Each record below is to be reproduced without any change.

— Start —

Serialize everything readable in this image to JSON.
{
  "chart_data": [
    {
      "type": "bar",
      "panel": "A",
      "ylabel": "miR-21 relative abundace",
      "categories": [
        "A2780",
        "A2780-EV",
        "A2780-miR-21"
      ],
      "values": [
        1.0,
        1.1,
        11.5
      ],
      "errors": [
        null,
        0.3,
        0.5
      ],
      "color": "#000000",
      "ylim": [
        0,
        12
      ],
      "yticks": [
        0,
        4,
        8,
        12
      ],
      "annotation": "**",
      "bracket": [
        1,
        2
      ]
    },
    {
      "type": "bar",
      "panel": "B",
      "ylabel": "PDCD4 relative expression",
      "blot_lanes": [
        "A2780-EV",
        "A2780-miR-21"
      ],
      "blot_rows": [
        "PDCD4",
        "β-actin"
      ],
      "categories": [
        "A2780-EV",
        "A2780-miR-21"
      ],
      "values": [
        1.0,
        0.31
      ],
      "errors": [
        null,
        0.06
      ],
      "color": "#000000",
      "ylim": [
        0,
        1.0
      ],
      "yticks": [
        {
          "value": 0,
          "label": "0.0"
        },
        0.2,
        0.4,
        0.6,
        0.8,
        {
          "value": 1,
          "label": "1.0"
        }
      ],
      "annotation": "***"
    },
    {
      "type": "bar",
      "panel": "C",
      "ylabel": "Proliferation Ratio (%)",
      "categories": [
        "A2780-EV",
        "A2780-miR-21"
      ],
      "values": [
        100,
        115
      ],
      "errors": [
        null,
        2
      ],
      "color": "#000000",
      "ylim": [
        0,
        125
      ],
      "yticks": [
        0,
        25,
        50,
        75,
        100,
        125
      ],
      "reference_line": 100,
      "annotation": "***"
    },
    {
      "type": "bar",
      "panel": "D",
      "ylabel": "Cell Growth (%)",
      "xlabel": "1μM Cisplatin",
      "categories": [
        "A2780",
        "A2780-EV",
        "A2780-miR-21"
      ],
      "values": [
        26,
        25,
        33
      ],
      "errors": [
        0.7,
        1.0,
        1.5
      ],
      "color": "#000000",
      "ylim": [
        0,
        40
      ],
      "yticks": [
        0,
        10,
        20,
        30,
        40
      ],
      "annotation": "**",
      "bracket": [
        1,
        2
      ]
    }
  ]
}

— End —

▶ [The reply]:
Serialize everything readable in this image to JSON.
{
  "chart_data": [
    {
      "type": "bar",
      "panel": "A",
      "ylabel": "miR-21 relative abundace",
      "categories": [
        "A2780",
        "A2780-EV",
        "A2780-miR-21"
      ],
      "values": [
        1.0,
        1.1,
        11.5
      ],
      "errors": [
        null,
        0.3,
        0.5
      ],
      "color": "#000000",
      "ylim": [
        0,
        12
      ],
      "yticks": [
        0,
        4,
        8,
        12
      ],
      "annotation": "**",
      "bracket": [
        1,
        2
      ]
    },
    {
      "type": "bar",
      "panel": "B",
      "ylabel": "PDCD4 relative expression",
      "blot_lanes": [
        "A2780-EV",
        "A2780-miR-21"
      ],
      "blot_rows": [
        "PDCD4",
        "β-actin"
      ],
      "categories": [
        "A2780-EV",
        "A2780-miR-21"
      ],
      "values": [
        1.0,
        0.31
      ],
      "errors": [
        null,
        0.06
      ],
      "color": "#000000",
      "ylim": [
        0,
        1.0
      ],
      "yticks": [
        {
          "value": 0,
          "label": "0.0"
        },
        0.2,
        0.4,
        0.6,
        0.8,
        {
          "value": 1,
          "label": "1.0"
        }
      ],
      "annotation": "***"
    },
    {
      "type": "bar",
      "panel": "C",
      "ylabel": "Proliferation Ratio (%)",
      "categories": [
        "A2780-EV",
        "A2780-miR-21"
      ],
      "values": [
        100,
        115
      ],
      "errors": [
        null,
        2
      ],
      "color": "#000000",
      "ylim": [
        0,
        125
      ],
      "yticks": [
        0,
        25,
        50,
        75,
        100,
        125
      ],
      "reference_line": 100,
      "annotation": "***"
    },
    {
      "type": "bar",
      "panel": "D",
      "ylabel": "Cell Growth (%)",
      "xlabel": "1μM Cisplatin",
      "categories": [
        "A2780",
        "A2780-EV",
        "A2780-miR-21"
      ],
      "values": [
        26,
        25,
        33
      ],
      "errors": [
        0.7,
        1.0,
        1.5
      ],
      "color": "#000000",
      "ylim": [
        0,
        40
      ],
      "yticks": [
        0,
        10,
        20,
        30,
        40
      ],
      "annotation": "**",
      "bracket": [
        1,
        2
      ]
    }
  ]
}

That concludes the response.